### WRITTEN PROBLEM
What is needed is an exact repeat of the lines from the line containing "What's the underlying" through the final line of the entries below, and nothing else.

○ ○ ○ ○

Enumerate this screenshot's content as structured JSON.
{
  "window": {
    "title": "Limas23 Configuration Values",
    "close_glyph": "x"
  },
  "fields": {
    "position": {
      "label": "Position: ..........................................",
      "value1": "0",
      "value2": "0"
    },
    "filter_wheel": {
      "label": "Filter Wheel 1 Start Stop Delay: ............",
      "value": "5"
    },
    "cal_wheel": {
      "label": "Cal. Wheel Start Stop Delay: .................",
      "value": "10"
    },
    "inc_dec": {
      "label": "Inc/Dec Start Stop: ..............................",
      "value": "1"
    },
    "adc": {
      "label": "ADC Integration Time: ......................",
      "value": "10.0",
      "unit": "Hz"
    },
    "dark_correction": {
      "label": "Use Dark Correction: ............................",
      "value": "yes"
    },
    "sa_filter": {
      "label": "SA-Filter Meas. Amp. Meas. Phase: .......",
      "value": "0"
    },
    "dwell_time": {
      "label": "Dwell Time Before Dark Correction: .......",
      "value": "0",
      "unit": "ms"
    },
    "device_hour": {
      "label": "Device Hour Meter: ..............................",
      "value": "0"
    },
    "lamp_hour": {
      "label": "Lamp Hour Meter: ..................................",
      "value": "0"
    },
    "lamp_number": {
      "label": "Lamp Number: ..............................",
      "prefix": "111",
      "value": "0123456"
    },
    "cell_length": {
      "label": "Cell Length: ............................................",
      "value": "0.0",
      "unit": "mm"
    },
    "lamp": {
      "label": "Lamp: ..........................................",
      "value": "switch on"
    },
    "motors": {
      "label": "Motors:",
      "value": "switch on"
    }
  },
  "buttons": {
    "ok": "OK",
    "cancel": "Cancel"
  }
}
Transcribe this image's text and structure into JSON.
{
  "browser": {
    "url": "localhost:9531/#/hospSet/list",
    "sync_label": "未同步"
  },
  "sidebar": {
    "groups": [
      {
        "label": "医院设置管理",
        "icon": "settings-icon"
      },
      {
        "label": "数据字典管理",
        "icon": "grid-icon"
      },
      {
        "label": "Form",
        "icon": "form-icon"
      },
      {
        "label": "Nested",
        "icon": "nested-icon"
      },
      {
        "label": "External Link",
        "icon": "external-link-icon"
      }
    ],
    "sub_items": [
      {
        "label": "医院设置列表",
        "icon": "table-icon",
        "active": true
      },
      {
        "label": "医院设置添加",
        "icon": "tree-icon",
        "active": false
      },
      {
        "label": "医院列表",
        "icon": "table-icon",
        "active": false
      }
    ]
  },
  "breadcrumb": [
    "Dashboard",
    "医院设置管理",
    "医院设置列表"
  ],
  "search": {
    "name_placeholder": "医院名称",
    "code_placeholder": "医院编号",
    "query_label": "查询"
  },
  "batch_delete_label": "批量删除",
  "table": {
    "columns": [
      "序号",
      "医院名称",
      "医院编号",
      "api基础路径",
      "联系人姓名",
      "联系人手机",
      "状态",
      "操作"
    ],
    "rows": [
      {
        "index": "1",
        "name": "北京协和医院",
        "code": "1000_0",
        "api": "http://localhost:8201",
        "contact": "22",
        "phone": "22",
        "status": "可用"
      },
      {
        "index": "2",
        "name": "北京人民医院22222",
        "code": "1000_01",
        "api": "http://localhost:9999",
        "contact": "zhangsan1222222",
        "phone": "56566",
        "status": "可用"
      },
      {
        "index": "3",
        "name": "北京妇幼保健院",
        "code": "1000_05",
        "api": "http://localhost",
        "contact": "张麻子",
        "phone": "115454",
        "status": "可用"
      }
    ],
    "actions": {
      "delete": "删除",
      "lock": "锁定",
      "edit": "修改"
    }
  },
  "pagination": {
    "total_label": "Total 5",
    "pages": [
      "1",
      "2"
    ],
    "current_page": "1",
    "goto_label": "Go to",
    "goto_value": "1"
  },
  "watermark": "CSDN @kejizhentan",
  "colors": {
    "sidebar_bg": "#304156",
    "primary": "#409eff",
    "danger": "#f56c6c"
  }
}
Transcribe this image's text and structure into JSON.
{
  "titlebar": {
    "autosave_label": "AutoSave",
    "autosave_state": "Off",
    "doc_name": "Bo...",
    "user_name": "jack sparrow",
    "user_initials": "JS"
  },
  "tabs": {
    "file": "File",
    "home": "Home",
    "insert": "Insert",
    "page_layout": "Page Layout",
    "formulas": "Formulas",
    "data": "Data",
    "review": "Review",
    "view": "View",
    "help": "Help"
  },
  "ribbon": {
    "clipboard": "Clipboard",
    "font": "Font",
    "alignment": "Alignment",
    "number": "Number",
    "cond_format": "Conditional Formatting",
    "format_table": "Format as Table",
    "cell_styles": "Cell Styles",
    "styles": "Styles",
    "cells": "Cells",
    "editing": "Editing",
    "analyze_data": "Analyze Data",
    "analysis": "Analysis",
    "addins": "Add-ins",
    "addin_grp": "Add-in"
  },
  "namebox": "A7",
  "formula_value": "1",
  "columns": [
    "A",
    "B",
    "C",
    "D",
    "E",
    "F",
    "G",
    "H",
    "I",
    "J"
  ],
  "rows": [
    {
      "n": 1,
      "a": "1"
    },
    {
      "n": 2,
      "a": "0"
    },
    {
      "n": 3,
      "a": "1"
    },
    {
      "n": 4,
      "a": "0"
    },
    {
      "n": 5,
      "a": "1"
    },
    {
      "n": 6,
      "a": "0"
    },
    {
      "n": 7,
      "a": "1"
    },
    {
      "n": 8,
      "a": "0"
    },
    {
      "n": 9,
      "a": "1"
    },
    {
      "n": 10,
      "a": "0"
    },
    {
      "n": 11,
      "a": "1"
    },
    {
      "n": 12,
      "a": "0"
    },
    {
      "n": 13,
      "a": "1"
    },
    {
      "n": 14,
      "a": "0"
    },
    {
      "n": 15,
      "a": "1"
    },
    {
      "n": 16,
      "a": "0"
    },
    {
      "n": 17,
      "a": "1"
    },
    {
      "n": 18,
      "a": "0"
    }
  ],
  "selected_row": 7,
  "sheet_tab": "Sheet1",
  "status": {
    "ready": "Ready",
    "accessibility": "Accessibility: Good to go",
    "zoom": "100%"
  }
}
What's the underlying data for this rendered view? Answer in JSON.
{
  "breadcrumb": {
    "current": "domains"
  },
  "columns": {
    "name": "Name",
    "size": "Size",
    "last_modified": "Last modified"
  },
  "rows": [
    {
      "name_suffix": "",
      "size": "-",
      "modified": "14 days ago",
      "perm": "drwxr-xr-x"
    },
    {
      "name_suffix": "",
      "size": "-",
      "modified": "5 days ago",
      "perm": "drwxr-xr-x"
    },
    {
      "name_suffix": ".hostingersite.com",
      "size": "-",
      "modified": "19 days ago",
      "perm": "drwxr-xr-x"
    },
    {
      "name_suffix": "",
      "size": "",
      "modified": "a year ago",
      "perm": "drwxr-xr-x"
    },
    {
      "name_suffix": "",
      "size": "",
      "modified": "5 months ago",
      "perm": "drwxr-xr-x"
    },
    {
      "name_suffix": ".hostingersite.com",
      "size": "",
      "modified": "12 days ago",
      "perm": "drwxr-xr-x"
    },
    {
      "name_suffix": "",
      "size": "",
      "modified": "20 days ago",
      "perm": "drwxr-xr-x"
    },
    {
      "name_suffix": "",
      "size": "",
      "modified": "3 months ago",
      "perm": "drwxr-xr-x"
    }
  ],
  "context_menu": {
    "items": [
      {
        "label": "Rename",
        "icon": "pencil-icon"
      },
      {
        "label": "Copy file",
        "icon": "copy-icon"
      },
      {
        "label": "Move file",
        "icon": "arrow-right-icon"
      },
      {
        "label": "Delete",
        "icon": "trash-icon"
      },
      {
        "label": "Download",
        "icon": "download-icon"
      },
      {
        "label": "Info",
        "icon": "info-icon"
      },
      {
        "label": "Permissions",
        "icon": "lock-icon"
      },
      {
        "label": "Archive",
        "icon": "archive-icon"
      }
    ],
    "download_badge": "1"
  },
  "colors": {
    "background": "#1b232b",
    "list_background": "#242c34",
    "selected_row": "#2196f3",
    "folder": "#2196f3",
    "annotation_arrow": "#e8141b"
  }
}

○ ○ ○ ○

### ANSWER TO THE PROBLEM
What's the underlying data for this rendered view? Answer in JSON.
{
  "breadcrumb": {
    "current": "domains"
  },
  "columns": {
    "name": "Name",
    "size": "Size",
    "last_modified": "Last modified"
  },
  "rows": [
    {
      "name_suffix": "",
      "size": "-",
      "modified": "14 days ago",
      "perm": "drwxr-xr-x"
    },
    {
      "name_suffix": "",
      "size": "-",
      "modified": "5 days ago",
      "perm": "drwxr-xr-x"
    },
    {
      "name_suffix": ".hostingersite.com",
      "size": "-",
      "modified": "19 days ago",
      "perm": "drwxr-xr-x"
    },
    {
      "name_suffix": "",
      "size": "",
      "modified": "a year ago",
      "perm": "drwxr-xr-x"
    },
    {
      "name_suffix": "",
      "size": "",
      "modified": "5 months ago",
      "perm": "drwxr-xr-x"
    },
    {
      "name_suffix": ".hostingersite.com",
      "size": "",
      "modified": "12 days ago",
      "perm": "drwxr-xr-x"
    },
    {
      "name_suffix": "",
      "size": "",
      "modified": "20 days ago",
      "perm": "drwxr-xr-x"
    },
    {
      "name_suffix": "",
      "size": "",
      "modified": "3 months ago",
      "perm": "drwxr-xr-x"
    }
  ],
  "context_menu": {
    "items": [
      {
        "label": "Rename",
        "icon": "pencil-icon"
      },
      {
        "label": "Copy file",
        "icon": "copy-icon"
      },
      {
        "label": "Move file",
        "icon": "arrow-right-icon"
      },
      {
        "label": "Delete",
        "icon": "trash-icon"
      },
      {
        "label": "Download",
        "icon": "download-icon"
      },
      {
        "label": "Info",
        "icon": "info-icon"
      },
      {
        "label": "Permissions",
        "icon": "lock-icon"
      },
      {
        "label": "Archive",
        "icon": "archive-icon"
      }
    ],
    "download_badge": "1"
  },
  "colors": {
    "background": "#1b232b",
    "list_background": "#242c34",
    "selected_row": "#2196f3",
    "folder": "#2196f3",
    "annotation_arrow": "#e8141b"
  }
}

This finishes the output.